*Directions*: Go through the data below and gather each line containing "fuori".

>> START

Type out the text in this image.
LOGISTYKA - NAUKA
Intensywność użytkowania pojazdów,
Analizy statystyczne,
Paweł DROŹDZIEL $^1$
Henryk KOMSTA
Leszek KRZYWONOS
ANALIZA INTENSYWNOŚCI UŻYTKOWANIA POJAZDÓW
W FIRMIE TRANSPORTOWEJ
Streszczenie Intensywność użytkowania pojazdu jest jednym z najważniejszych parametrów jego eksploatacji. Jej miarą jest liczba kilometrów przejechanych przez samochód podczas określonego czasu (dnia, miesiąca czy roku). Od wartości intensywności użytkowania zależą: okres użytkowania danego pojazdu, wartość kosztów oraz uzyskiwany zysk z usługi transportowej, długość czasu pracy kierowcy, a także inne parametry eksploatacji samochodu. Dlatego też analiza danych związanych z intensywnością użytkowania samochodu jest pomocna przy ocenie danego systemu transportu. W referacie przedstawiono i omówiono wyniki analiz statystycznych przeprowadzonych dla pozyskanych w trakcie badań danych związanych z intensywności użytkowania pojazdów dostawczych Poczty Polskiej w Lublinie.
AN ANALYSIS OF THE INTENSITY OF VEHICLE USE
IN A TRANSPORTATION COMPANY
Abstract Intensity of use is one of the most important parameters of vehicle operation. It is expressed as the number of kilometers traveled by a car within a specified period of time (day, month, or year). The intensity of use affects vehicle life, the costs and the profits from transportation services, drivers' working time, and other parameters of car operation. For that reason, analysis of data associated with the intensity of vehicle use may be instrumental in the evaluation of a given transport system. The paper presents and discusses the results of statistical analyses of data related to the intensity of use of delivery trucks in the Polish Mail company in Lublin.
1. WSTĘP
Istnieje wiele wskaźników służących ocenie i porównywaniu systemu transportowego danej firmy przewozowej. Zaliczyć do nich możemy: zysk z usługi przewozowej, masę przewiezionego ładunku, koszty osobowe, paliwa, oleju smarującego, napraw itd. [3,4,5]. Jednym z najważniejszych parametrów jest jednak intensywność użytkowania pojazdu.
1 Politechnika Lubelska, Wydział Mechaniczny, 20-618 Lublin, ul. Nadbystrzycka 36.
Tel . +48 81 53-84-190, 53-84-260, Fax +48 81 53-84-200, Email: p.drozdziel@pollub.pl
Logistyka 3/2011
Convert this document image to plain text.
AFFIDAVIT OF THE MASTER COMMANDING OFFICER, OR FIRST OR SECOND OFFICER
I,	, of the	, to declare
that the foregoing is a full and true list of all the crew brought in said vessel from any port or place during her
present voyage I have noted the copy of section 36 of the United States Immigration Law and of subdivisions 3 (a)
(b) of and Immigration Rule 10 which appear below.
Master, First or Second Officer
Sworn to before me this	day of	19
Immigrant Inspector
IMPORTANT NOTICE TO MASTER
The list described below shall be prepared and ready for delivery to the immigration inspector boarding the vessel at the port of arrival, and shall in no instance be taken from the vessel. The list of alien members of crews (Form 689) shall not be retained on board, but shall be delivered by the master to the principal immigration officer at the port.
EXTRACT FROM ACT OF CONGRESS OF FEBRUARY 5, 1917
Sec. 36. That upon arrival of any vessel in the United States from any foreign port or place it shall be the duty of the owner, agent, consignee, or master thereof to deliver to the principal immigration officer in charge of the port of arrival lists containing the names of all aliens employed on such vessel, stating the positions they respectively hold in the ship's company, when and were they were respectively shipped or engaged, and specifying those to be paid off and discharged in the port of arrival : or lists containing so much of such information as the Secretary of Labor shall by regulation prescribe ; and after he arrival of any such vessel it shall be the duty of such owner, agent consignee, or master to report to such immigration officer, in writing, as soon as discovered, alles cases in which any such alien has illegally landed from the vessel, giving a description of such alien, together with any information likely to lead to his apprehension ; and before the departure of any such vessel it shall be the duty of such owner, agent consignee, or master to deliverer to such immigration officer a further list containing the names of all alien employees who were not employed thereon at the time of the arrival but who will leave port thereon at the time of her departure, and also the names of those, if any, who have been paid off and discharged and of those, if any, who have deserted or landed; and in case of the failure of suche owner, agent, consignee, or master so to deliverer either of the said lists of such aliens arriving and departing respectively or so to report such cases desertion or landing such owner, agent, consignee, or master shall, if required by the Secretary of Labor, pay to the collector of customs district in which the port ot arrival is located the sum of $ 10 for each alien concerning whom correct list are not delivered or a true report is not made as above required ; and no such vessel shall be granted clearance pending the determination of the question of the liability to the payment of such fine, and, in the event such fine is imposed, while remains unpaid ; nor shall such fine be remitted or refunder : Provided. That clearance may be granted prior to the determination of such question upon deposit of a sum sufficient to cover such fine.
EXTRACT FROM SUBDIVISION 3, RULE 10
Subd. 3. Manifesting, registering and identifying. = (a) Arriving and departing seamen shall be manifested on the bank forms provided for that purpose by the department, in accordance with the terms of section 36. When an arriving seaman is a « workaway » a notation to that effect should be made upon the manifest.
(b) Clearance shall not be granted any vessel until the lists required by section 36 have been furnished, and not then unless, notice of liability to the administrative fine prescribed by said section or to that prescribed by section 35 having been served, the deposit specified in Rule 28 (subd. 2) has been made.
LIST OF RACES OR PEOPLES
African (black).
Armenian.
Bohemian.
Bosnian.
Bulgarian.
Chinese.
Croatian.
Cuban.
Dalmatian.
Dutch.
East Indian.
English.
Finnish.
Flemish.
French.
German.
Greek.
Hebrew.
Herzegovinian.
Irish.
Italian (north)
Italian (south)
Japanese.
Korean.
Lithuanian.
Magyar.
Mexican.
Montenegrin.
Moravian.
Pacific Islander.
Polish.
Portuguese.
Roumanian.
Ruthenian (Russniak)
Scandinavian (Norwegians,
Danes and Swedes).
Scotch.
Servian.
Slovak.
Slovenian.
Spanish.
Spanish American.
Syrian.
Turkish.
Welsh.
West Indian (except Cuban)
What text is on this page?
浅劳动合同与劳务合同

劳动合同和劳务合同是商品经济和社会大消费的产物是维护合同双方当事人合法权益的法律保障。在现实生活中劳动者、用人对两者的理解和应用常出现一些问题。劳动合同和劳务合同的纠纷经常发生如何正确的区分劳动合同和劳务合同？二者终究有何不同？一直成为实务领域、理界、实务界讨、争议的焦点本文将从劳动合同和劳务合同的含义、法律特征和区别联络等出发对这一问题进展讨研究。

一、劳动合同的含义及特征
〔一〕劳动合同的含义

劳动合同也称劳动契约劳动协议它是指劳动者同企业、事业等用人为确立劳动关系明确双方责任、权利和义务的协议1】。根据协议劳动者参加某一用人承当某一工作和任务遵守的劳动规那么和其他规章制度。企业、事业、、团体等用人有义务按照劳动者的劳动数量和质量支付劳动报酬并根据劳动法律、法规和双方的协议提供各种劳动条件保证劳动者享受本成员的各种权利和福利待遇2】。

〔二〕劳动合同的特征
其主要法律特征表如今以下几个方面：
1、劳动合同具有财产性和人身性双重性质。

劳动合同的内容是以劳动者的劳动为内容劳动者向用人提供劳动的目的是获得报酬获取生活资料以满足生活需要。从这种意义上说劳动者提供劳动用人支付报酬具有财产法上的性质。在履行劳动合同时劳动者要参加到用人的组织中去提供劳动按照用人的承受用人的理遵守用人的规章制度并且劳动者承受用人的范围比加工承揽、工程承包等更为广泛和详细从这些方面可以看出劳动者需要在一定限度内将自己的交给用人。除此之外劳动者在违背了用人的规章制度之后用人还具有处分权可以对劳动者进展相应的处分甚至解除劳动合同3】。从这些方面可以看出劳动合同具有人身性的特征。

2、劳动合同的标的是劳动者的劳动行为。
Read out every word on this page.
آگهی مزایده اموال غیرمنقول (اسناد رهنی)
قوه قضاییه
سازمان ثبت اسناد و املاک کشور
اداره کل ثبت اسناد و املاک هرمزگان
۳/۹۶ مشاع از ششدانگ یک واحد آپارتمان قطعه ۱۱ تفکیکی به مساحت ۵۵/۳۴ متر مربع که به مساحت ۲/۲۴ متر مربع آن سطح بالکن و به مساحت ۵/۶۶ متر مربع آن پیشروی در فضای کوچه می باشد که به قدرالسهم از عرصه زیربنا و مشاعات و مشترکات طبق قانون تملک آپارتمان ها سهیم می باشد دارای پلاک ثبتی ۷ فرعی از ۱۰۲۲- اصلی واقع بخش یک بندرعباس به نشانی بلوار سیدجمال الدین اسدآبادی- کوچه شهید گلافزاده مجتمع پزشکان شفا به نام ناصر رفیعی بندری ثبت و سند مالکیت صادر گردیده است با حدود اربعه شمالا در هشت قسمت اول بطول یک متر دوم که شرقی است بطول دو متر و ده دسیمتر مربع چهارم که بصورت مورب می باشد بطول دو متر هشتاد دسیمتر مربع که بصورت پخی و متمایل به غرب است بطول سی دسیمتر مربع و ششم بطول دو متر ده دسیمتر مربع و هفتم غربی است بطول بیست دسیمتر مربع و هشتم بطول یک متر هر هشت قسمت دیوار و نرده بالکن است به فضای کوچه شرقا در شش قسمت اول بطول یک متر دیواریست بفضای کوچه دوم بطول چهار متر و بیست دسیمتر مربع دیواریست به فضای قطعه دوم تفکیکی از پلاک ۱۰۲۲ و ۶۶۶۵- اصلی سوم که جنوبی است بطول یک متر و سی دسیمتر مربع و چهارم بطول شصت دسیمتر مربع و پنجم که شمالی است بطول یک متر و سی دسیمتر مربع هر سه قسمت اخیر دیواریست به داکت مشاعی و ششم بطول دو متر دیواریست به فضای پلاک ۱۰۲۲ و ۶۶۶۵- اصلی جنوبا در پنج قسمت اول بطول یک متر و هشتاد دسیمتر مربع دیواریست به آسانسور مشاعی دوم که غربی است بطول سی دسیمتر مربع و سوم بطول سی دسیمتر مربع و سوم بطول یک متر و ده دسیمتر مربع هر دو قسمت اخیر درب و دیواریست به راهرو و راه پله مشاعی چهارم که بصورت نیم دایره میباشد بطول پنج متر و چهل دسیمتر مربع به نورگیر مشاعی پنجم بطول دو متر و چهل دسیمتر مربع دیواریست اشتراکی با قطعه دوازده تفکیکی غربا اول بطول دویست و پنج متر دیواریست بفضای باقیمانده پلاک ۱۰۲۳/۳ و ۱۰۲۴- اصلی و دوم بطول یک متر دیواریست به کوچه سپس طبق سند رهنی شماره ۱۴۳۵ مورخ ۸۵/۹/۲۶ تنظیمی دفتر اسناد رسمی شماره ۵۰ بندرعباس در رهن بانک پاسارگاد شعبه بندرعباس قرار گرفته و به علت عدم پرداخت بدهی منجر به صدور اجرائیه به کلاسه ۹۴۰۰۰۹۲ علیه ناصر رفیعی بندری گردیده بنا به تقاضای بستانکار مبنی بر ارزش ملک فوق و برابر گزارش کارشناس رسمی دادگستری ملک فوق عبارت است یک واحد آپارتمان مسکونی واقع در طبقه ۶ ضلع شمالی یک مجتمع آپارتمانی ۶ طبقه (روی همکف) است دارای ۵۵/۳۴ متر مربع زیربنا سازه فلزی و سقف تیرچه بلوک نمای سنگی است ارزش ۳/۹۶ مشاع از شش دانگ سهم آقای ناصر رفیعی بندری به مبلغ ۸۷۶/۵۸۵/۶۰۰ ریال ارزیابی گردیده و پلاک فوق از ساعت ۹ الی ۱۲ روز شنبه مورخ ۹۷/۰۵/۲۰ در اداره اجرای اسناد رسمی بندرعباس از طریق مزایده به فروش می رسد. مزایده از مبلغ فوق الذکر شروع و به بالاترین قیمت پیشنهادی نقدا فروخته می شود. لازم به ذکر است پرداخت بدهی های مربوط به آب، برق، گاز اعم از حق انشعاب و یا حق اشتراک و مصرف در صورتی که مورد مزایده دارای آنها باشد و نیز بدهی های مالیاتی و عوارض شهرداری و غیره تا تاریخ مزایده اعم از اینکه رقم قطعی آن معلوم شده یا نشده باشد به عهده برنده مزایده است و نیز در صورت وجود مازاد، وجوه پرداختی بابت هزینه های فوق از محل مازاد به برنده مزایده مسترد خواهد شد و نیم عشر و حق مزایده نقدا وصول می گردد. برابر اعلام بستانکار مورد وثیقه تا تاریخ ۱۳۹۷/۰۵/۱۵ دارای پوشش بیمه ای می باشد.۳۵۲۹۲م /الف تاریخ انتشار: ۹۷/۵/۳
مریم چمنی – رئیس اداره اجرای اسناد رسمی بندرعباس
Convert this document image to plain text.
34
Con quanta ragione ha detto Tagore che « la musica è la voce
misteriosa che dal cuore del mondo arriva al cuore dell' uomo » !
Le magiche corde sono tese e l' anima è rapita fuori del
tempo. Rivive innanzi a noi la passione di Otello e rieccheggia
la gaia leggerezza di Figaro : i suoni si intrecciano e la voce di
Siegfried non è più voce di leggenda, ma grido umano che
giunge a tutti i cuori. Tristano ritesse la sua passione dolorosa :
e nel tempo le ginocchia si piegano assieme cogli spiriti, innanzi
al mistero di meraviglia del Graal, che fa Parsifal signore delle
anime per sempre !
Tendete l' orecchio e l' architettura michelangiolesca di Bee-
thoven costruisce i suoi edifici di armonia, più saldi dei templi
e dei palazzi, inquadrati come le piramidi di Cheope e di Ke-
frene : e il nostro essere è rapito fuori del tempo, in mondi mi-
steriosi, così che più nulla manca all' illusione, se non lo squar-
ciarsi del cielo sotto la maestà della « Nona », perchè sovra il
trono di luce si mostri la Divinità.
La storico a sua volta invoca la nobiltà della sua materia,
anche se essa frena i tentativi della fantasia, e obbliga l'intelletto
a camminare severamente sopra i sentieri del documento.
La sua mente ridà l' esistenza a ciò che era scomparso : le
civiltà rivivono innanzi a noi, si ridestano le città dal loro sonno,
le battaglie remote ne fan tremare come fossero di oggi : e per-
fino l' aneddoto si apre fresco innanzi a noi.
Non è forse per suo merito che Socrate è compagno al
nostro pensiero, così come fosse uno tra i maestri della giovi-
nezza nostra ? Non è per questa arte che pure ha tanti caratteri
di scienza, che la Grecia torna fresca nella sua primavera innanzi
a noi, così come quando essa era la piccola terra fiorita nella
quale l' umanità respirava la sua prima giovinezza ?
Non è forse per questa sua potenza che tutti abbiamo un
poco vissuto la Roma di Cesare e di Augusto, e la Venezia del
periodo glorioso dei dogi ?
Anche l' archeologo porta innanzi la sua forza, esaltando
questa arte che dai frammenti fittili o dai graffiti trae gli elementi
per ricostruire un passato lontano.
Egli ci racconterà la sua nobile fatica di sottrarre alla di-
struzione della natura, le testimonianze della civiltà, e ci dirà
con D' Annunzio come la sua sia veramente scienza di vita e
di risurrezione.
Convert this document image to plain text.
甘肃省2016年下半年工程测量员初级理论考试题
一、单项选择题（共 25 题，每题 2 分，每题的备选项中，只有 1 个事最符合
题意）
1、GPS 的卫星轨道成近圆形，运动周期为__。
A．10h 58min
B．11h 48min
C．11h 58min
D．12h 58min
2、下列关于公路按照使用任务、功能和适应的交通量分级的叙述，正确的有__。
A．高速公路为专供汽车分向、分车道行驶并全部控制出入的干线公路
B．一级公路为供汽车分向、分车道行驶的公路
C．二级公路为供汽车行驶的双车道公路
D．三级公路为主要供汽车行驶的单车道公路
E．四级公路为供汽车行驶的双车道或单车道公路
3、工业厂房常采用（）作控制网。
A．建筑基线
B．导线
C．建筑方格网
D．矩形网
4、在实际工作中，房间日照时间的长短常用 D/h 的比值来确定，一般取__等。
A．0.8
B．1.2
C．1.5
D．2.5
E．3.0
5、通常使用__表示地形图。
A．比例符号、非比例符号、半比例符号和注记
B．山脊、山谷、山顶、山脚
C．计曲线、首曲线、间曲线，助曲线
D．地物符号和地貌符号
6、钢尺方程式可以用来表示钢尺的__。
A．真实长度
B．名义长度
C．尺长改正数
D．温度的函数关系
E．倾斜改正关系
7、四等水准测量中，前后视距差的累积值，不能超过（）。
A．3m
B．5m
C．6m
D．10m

>> END

*Result*:
Le magiche corde sono tese e l' anima è rapita fuori del
frene : e il nostro essere è rapito fuori del tempo, in mondi mi-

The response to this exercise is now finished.